::: Material for the task :::

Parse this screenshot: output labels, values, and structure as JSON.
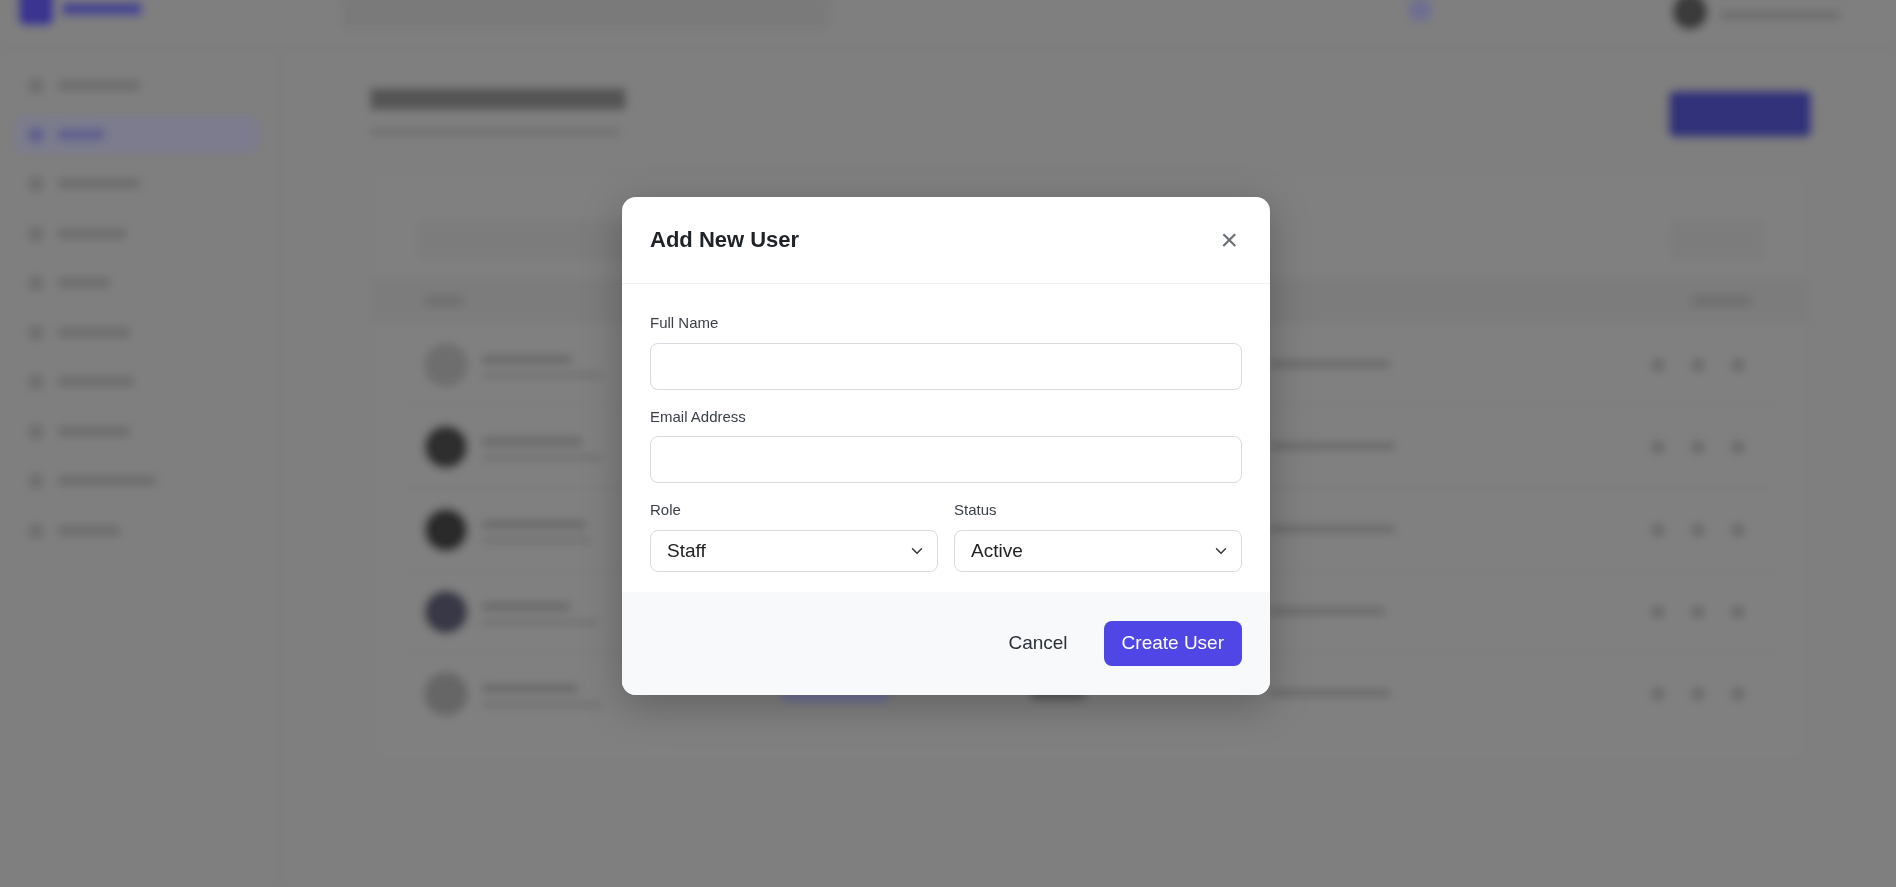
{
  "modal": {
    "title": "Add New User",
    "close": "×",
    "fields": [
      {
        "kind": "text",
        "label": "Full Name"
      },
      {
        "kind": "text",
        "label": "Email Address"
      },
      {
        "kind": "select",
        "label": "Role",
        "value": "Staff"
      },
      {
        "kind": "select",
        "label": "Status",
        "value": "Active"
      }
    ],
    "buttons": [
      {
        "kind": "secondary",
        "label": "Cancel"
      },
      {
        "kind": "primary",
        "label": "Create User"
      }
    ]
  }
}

:::

_Short exercise:_
Print the complete listing exactly, apart from any pictures.

_Answer:_
Parse this screenshot: output labels, values, and structure as JSON.
{
  "modal": {
    "title": "Add New User",
    "close": "×",
    "fields": [
      {
        "kind": "text",
        "label": "Full Name"
      },
      {
        "kind": "text",
        "label": "Email Address"
      },
      {
        "kind": "select",
        "label": "Role",
        "value": "Staff"
      },
      {
        "kind": "select",
        "label": "Status",
        "value": "Active"
      }
    ],
    "buttons": [
      {
        "kind": "secondary",
        "label": "Cancel"
      },
      {
        "kind": "primary",
        "label": "Create User"
      }
    ]
  }
}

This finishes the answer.